I agree that LICM and the other hoisting passes are always beneficial but I wonder if they should run by default as many times as the number of codegen strategies. I think it could be a good idea to disable all the existing (and future) cleanup passes by default to avoid surprises and minimize compile time. WDYT?
@dcaballe thanks!
This is by no means in any final shape or form, I am happy to evolve based on data.
To give more context, atm my first order bottleneck is being able to compose transformations easily and run autotuning at scale.
Once that first bottleneck is lifted, we will have have a good to statistical way to measure whether such improvements result in concrete gains.
In such a context, I think the metrics I'll be looking for are:
- does a particular change increase / decrease the density of "good" strategies in the search space or do we lose important points and degrade the overall result (think of this as an analogy to the final accuracy in an ML model / mixture of models)
- assuming 1. is not adversely impacted, does the change result in speed improvements and ideally faster time to solution (think of of this as the analogy to training speed in ML models)
Also, keep in mind that we are operating at the Linalg level here and the number of ops is generally quite limited since they have pretty big granularity: basically we are talking about ops that can fuse together with the caveat that combinations map/broadcast/transpose/elementwise can all be fused in a single Linalg op.
As we move towards mixing with finer grained transformations, maybe at the loop and load/store level, I am sure these improvements will be more noticeable than they are today.

## INSTRUCTION
Write out, word for word, the part of the compiler passes discussion that opens with the words containing "This is by no" and closes with "in concrete gains.".

## DATA SECTION
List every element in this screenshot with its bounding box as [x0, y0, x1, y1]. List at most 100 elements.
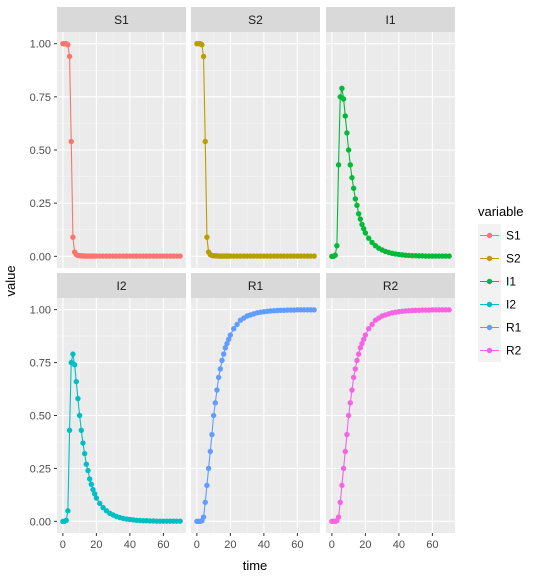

## TASK SOLUTION
This is by no means in any final shape or form, I am happy to evolve based on data.
To give more context, atm my first order bottleneck is being able to compose transformations easily and run autotuning at scale.
Once that first bottleneck is lifted, we will have have a good to statistical way to measure whether such improvements result in concrete gains.